Data excerpts
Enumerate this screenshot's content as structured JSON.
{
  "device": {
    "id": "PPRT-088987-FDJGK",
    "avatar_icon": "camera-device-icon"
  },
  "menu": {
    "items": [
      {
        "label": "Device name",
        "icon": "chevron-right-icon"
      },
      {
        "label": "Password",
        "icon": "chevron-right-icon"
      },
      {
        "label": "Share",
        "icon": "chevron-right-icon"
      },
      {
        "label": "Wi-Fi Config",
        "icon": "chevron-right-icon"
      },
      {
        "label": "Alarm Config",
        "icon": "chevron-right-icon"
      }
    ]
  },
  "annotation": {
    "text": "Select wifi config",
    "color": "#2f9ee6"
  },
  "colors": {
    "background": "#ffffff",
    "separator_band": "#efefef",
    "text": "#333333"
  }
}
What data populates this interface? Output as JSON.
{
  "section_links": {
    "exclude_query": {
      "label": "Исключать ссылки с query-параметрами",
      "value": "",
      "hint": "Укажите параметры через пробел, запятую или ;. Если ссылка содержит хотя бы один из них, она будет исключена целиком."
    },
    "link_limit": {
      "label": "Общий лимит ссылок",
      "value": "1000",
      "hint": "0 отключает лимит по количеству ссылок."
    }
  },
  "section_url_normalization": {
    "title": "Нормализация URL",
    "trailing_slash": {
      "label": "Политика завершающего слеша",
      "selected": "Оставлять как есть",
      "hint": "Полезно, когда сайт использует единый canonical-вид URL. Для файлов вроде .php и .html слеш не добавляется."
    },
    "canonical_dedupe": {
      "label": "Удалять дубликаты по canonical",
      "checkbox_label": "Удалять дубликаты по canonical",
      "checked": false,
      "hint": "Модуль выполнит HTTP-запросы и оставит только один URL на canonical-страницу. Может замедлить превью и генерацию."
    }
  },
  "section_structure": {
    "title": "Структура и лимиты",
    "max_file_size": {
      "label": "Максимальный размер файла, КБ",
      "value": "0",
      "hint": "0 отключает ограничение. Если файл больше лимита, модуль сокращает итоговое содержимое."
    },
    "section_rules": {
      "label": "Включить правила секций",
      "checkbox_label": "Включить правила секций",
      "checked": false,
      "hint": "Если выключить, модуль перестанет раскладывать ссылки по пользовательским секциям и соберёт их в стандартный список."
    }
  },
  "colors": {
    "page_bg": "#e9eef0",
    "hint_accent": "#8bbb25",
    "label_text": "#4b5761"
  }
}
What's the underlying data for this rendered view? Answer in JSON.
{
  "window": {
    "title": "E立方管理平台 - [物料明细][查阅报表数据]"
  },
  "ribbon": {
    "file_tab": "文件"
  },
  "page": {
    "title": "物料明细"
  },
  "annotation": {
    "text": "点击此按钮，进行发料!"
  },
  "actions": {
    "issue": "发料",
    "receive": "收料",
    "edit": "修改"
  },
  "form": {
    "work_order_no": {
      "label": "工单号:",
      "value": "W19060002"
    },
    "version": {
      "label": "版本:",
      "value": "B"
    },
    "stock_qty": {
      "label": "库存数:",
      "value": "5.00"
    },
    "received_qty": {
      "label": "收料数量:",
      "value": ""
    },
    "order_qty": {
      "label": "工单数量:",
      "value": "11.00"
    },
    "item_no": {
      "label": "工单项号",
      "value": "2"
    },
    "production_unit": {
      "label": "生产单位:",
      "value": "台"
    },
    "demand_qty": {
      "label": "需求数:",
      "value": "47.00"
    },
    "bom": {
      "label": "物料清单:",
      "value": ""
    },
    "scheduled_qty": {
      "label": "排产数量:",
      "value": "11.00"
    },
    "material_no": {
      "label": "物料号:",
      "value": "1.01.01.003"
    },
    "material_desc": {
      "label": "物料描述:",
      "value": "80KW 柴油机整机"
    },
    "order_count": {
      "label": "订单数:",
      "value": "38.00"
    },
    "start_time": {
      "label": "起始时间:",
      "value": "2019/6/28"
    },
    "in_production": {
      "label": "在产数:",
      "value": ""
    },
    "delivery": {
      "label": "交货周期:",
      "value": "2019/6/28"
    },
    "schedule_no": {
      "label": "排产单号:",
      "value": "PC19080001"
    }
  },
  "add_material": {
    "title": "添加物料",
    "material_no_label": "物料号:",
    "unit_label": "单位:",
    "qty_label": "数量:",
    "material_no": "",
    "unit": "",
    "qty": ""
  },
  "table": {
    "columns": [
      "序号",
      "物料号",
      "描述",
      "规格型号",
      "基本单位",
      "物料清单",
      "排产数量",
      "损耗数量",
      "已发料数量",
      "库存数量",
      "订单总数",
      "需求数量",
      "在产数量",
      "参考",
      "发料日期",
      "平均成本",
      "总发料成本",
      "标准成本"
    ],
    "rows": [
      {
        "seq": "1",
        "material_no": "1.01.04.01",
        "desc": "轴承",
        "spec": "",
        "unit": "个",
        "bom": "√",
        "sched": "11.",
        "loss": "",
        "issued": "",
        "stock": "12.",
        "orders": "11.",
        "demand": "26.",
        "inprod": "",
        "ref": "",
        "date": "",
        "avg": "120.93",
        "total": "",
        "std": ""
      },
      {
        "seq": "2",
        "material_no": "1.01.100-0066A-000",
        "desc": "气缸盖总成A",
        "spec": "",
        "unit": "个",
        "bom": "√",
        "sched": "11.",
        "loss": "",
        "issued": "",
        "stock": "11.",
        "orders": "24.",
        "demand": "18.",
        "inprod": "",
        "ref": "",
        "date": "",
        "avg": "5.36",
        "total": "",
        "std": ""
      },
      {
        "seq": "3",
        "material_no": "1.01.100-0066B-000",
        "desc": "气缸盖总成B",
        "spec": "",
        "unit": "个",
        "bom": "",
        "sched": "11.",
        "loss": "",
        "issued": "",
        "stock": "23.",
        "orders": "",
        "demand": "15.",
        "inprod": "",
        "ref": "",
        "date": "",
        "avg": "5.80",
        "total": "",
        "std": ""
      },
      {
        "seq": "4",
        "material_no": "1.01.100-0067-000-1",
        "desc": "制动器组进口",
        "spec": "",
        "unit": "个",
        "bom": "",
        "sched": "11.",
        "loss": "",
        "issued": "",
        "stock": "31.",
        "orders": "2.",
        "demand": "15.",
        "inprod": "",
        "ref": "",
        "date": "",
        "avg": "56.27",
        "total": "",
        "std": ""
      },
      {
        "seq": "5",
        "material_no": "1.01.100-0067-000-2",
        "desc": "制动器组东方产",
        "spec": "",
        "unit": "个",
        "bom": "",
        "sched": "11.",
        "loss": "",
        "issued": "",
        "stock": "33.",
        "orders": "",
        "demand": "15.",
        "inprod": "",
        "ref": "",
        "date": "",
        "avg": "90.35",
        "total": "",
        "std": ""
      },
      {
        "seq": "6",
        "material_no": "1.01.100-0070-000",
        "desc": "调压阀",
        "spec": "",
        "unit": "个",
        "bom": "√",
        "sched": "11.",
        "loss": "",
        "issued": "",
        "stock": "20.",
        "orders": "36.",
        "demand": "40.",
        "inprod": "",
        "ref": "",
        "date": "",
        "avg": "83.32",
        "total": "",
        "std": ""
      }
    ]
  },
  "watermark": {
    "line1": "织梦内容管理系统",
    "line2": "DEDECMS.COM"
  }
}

JOB: Above are the records; retype every one exactly.

WRITTEN SOLUTION:
Enumerate this screenshot's content as structured JSON.
{
  "device": {
    "id": "PPRT-088987-FDJGK",
    "avatar_icon": "camera-device-icon"
  },
  "menu": {
    "items": [
      {
        "label": "Device name",
        "icon": "chevron-right-icon"
      },
      {
        "label": "Password",
        "icon": "chevron-right-icon"
      },
      {
        "label": "Share",
        "icon": "chevron-right-icon"
      },
      {
        "label": "Wi-Fi Config",
        "icon": "chevron-right-icon"
      },
      {
        "label": "Alarm Config",
        "icon": "chevron-right-icon"
      }
    ]
  },
  "annotation": {
    "text": "Select wifi config",
    "color": "#2f9ee6"
  },
  "colors": {
    "background": "#ffffff",
    "separator_band": "#efefef",
    "text": "#333333"
  }
}
What data populates this interface? Output as JSON.
{
  "section_links": {
    "exclude_query": {
      "label": "Исключать ссылки с query-параметрами",
      "value": "",
      "hint": "Укажите параметры через пробел, запятую или ;. Если ссылка содержит хотя бы один из них, она будет исключена целиком."
    },
    "link_limit": {
      "label": "Общий лимит ссылок",
      "value": "1000",
      "hint": "0 отключает лимит по количеству ссылок."
    }
  },
  "section_url_normalization": {
    "title": "Нормализация URL",
    "trailing_slash": {
      "label": "Политика завершающего слеша",
      "selected": "Оставлять как есть",
      "hint": "Полезно, когда сайт использует единый canonical-вид URL. Для файлов вроде .php и .html слеш не добавляется."
    },
    "canonical_dedupe": {
      "label": "Удалять дубликаты по canonical",
      "checkbox_label": "Удалять дубликаты по canonical",
      "checked": false,
      "hint": "Модуль выполнит HTTP-запросы и оставит только один URL на canonical-страницу. Может замедлить превью и генерацию."
    }
  },
  "section_structure": {
    "title": "Структура и лимиты",
    "max_file_size": {
      "label": "Максимальный размер файла, КБ",
      "value": "0",
      "hint": "0 отключает ограничение. Если файл больше лимита, модуль сокращает итоговое содержимое."
    },
    "section_rules": {
      "label": "Включить правила секций",
      "checkbox_label": "Включить правила секций",
      "checked": false,
      "hint": "Если выключить, модуль перестанет раскладывать ссылки по пользовательским секциям и соберёт их в стандартный список."
    }
  },
  "colors": {
    "page_bg": "#e9eef0",
    "hint_accent": "#8bbb25",
    "label_text": "#4b5761"
  }
}
What's the underlying data for this rendered view? Answer in JSON.
{
  "window": {
    "title": "E立方管理平台 - [物料明细][查阅报表数据]"
  },
  "ribbon": {
    "file_tab": "文件"
  },
  "page": {
    "title": "物料明细"
  },
  "annotation": {
    "text": "点击此按钮，进行发料!"
  },
  "actions": {
    "issue": "发料",
    "receive": "收料",
    "edit": "修改"
  },
  "form": {
    "work_order_no": {
      "label": "工单号:",
      "value": "W19060002"
    },
    "version": {
      "label": "版本:",
      "value": "B"
    },
    "stock_qty": {
      "label": "库存数:",
      "value": "5.00"
    },
    "received_qty": {
      "label": "收料数量:",
      "value": ""
    },
    "order_qty": {
      "label": "工单数量:",
      "value": "11.00"
    },
    "item_no": {
      "label": "工单项号",
      "value": "2"
    },
    "production_unit": {
      "label": "生产单位:",
      "value": "台"
    },
    "demand_qty": {
      "label": "需求数:",
      "value": "47.00"
    },
    "bom": {
      "label": "物料清单:",
      "value": ""
    },
    "scheduled_qty": {
      "label": "排产数量:",
      "value": "11.00"
    },
    "material_no": {
      "label": "物料号:",
      "value": "1.01.01.003"
    },
    "material_desc": {
      "label": "物料描述:",
      "value": "80KW 柴油机整机"
    },
    "order_count": {
      "label": "订单数:",
      "value": "38.00"
    },
    "start_time": {
      "label": "起始时间:",
      "value": "2019/6/28"
    },
    "in_production": {
      "label": "在产数:",
      "value": ""
    },
    "delivery": {
      "label": "交货周期:",
      "value": "2019/6/28"
    },
    "schedule_no": {
      "label": "排产单号:",
      "value": "PC19080001"
    }
  },
  "add_material": {
    "title": "添加物料",
    "material_no_label": "物料号:",
    "unit_label": "单位:",
    "qty_label": "数量:",
    "material_no": "",
    "unit": "",
    "qty": ""
  },
  "table": {
    "columns": [
      "序号",
      "物料号",
      "描述",
      "规格型号",
      "基本单位",
      "物料清单",
      "排产数量",
      "损耗数量",
      "已发料数量",
      "库存数量",
      "订单总数",
      "需求数量",
      "在产数量",
      "参考",
      "发料日期",
      "平均成本",
      "总发料成本",
      "标准成本"
    ],
    "rows": [
      {
        "seq": "1",
        "material_no": "1.01.04.01",
        "desc": "轴承",
        "spec": "",
        "unit": "个",
        "bom": "√",
        "sched": "11.",
        "loss": "",
        "issued": "",
        "stock": "12.",
        "orders": "11.",
        "demand": "26.",
        "inprod": "",
        "ref": "",
        "date": "",
        "avg": "120.93",
        "total": "",
        "std": ""
      },
      {
        "seq": "2",
        "material_no": "1.01.100-0066A-000",
        "desc": "气缸盖总成A",
        "spec": "",
        "unit": "个",
        "bom": "√",
        "sched": "11.",
        "loss": "",
        "issued": "",
        "stock": "11.",
        "orders": "24.",
        "demand": "18.",
        "inprod": "",
        "ref": "",
        "date": "",
        "avg": "5.36",
        "total": "",
        "std": ""
      },
      {
        "seq": "3",
        "material_no": "1.01.100-0066B-000",
        "desc": "气缸盖总成B",
        "spec": "",
        "unit": "个",
        "bom": "",
        "sched": "11.",
        "loss": "",
        "issued": "",
        "stock": "23.",
        "orders": "",
        "demand": "15.",
        "inprod": "",
        "ref": "",
        "date": "",
        "avg": "5.80",
        "total": "",
        "std": ""
      },
      {
        "seq": "4",
        "material_no": "1.01.100-0067-000-1",
        "desc": "制动器组进口",
        "spec": "",
        "unit": "个",
        "bom": "",
        "sched": "11.",
        "loss": "",
        "issued": "",
        "stock": "31.",
        "orders": "2.",
        "demand": "15.",
        "inprod": "",
        "ref": "",
        "date": "",
        "avg": "56.27",
        "total": "",
        "std": ""
      },
      {
        "seq": "5",
        "material_no": "1.01.100-0067-000-2",
        "desc": "制动器组东方产",
        "spec": "",
        "unit": "个",
        "bom": "",
        "sched": "11.",
        "loss": "",
        "issued": "",
        "stock": "33.",
        "orders": "",
        "demand": "15.",
        "inprod": "",
        "ref": "",
        "date": "",
        "avg": "90.35",
        "total": "",
        "std": ""
      },
      {
        "seq": "6",
        "material_no": "1.01.100-0070-000",
        "desc": "调压阀",
        "spec": "",
        "unit": "个",
        "bom": "√",
        "sched": "11.",
        "loss": "",
        "issued": "",
        "stock": "20.",
        "orders": "36.",
        "demand": "40.",
        "inprod": "",
        "ref": "",
        "date": "",
        "avg": "83.32",
        "total": "",
        "std": ""
      }
    ]
  },
  "watermark": {
    "line1": "织梦内容管理系统",
    "line2": "DEDECMS.COM"
  }
}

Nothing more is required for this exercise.